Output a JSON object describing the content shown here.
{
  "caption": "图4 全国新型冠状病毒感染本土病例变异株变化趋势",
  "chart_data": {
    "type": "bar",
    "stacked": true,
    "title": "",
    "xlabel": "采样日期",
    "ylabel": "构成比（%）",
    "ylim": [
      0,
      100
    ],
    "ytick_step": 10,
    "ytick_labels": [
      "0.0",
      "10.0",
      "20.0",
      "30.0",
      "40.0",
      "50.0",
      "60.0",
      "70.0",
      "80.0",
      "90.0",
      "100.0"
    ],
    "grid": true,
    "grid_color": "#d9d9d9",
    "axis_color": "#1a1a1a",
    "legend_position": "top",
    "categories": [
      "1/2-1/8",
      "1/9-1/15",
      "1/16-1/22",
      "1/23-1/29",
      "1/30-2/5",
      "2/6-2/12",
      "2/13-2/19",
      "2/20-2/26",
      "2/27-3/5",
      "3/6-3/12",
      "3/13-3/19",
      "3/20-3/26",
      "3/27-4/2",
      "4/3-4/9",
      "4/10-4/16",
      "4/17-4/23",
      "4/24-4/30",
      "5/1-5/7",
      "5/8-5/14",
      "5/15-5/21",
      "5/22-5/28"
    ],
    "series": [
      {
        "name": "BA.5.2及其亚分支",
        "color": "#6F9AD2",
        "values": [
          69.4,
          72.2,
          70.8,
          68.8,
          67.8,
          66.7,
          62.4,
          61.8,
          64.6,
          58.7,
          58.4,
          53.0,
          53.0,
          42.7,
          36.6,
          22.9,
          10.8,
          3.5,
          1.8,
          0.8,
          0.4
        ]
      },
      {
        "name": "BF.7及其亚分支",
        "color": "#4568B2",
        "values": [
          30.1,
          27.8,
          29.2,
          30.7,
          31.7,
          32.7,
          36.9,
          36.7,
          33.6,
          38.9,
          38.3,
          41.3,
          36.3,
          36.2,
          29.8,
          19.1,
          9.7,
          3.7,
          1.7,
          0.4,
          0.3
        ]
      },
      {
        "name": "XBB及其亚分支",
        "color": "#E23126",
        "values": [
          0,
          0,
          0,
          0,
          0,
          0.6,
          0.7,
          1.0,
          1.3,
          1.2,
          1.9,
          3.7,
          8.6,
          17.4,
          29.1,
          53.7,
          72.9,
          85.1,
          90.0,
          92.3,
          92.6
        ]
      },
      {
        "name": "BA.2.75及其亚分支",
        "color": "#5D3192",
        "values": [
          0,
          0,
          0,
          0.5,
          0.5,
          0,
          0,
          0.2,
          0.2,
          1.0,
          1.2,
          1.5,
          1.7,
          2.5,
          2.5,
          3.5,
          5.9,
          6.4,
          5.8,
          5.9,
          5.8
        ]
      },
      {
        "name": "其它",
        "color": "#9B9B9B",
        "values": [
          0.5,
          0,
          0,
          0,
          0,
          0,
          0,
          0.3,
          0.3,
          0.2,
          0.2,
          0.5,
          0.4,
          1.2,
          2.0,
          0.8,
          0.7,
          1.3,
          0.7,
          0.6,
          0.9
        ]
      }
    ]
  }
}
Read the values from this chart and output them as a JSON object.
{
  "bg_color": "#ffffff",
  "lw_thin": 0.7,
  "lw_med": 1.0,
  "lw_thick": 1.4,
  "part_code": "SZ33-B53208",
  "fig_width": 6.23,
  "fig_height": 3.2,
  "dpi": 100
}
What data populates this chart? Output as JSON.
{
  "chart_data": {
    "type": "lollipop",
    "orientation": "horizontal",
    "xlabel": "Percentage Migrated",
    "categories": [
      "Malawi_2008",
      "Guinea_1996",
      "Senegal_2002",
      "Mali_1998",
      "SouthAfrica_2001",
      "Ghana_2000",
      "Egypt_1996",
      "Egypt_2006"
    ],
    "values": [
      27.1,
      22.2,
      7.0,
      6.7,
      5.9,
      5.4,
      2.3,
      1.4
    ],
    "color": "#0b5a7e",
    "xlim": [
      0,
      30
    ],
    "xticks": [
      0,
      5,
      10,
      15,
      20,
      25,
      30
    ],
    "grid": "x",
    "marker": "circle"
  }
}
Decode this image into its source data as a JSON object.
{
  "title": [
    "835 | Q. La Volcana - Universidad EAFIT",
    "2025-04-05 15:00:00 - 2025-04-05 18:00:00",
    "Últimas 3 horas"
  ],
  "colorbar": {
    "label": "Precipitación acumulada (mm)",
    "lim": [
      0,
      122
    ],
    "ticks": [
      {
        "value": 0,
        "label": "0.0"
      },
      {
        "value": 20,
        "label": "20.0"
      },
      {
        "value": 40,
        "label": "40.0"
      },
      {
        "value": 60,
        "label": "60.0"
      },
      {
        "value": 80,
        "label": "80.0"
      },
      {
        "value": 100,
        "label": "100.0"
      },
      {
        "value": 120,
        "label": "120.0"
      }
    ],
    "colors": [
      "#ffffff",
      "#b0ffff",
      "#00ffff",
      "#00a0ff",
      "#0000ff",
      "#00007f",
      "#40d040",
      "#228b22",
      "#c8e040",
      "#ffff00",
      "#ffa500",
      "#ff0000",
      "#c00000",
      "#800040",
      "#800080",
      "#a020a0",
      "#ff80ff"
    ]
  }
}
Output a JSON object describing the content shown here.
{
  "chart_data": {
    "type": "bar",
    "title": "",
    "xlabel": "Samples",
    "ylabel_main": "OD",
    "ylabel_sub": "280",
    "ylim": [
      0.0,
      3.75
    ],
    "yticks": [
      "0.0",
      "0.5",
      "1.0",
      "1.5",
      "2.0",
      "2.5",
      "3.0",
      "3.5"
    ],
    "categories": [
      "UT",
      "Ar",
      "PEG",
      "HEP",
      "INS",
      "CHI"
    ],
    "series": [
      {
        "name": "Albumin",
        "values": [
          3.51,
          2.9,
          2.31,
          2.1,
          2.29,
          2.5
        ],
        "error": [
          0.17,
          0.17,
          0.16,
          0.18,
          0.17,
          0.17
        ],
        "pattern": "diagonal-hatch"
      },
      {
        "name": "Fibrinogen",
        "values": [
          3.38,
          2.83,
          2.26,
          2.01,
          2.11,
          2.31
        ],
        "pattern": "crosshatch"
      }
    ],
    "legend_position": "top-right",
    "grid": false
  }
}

REQUIREMENT
From the entries, report each line that includes the word "JSON".

RESULT OF THE EXERCISE
Output a JSON object describing the content shown here.
Read the values from this chart and output them as a JSON object.
What data populates this chart? Output as JSON.
Decode this image into its source data as a JSON object.
Output a JSON object describing the content shown here.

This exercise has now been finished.